What is asked >> Below is a set of records; print all of them exactly as written.

◆ ◆ ◆

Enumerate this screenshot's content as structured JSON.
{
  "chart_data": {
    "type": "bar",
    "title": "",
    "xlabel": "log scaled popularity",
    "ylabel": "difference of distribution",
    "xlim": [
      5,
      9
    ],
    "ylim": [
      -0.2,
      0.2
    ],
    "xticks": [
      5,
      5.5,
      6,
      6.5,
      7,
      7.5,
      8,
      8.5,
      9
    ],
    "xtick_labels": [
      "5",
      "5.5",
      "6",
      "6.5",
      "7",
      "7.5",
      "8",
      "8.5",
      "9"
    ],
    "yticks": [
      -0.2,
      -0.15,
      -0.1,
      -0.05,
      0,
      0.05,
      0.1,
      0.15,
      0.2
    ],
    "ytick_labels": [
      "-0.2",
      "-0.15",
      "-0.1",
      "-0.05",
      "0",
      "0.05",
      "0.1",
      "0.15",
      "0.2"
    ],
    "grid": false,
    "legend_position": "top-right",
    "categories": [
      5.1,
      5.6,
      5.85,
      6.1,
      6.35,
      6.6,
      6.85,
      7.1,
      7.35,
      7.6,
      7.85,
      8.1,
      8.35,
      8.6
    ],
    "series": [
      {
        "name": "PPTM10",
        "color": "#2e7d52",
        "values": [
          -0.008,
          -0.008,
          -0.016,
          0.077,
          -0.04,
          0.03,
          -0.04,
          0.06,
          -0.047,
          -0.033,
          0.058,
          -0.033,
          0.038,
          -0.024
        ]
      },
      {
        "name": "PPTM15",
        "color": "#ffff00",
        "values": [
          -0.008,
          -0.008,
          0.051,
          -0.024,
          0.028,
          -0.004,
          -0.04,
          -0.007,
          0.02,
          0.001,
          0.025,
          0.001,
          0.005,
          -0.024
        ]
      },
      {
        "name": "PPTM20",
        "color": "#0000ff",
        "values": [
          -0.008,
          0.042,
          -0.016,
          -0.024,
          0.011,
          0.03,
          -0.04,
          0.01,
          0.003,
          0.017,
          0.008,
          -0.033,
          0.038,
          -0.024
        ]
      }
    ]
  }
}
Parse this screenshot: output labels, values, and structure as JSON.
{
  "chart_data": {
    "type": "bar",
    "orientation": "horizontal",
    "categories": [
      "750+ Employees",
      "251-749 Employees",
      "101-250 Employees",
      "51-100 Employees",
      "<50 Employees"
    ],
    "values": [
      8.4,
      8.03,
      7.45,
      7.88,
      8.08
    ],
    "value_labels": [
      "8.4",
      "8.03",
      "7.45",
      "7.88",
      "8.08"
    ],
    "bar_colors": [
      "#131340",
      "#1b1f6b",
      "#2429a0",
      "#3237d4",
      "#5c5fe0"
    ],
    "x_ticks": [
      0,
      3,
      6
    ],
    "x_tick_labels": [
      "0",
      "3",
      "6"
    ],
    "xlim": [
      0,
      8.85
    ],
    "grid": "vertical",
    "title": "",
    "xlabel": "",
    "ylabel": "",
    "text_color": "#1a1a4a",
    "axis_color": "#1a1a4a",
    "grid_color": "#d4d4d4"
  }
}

◆ ◆ ◆

Completed task >>
Enumerate this screenshot's content as structured JSON.
{
  "chart_data": {
    "type": "bar",
    "title": "",
    "xlabel": "log scaled popularity",
    "ylabel": "difference of distribution",
    "xlim": [
      5,
      9
    ],
    "ylim": [
      -0.2,
      0.2
    ],
    "xticks": [
      5,
      5.5,
      6,
      6.5,
      7,
      7.5,
      8,
      8.5,
      9
    ],
    "xtick_labels": [
      "5",
      "5.5",
      "6",
      "6.5",
      "7",
      "7.5",
      "8",
      "8.5",
      "9"
    ],
    "yticks": [
      -0.2,
      -0.15,
      -0.1,
      -0.05,
      0,
      0.05,
      0.1,
      0.15,
      0.2
    ],
    "ytick_labels": [
      "-0.2",
      "-0.15",
      "-0.1",
      "-0.05",
      "0",
      "0.05",
      "0.1",
      "0.15",
      "0.2"
    ],
    "grid": false,
    "legend_position": "top-right",
    "categories": [
      5.1,
      5.6,
      5.85,
      6.1,
      6.35,
      6.6,
      6.85,
      7.1,
      7.35,
      7.6,
      7.85,
      8.1,
      8.35,
      8.6
    ],
    "series": [
      {
        "name": "PPTM10",
        "color": "#2e7d52",
        "values": [
          -0.008,
          -0.008,
          -0.016,
          0.077,
          -0.04,
          0.03,
          -0.04,
          0.06,
          -0.047,
          -0.033,
          0.058,
          -0.033,
          0.038,
          -0.024
        ]
      },
      {
        "name": "PPTM15",
        "color": "#ffff00",
        "values": [
          -0.008,
          -0.008,
          0.051,
          -0.024,
          0.028,
          -0.004,
          -0.04,
          -0.007,
          0.02,
          0.001,
          0.025,
          0.001,
          0.005,
          -0.024
        ]
      },
      {
        "name": "PPTM20",
        "color": "#0000ff",
        "values": [
          -0.008,
          0.042,
          -0.016,
          -0.024,
          0.011,
          0.03,
          -0.04,
          0.01,
          0.003,
          0.017,
          0.008,
          -0.033,
          0.038,
          -0.024
        ]
      }
    ]
  }
}
Parse this screenshot: output labels, values, and structure as JSON.
{
  "chart_data": {
    "type": "bar",
    "orientation": "horizontal",
    "categories": [
      "750+ Employees",
      "251-749 Employees",
      "101-250 Employees",
      "51-100 Employees",
      "<50 Employees"
    ],
    "values": [
      8.4,
      8.03,
      7.45,
      7.88,
      8.08
    ],
    "value_labels": [
      "8.4",
      "8.03",
      "7.45",
      "7.88",
      "8.08"
    ],
    "bar_colors": [
      "#131340",
      "#1b1f6b",
      "#2429a0",
      "#3237d4",
      "#5c5fe0"
    ],
    "x_ticks": [
      0,
      3,
      6
    ],
    "x_tick_labels": [
      "0",
      "3",
      "6"
    ],
    "xlim": [
      0,
      8.85
    ],
    "grid": "vertical",
    "title": "",
    "xlabel": "",
    "ylabel": "",
    "text_color": "#1a1a4a",
    "axis_color": "#1a1a4a",
    "grid_color": "#d4d4d4"
  }
}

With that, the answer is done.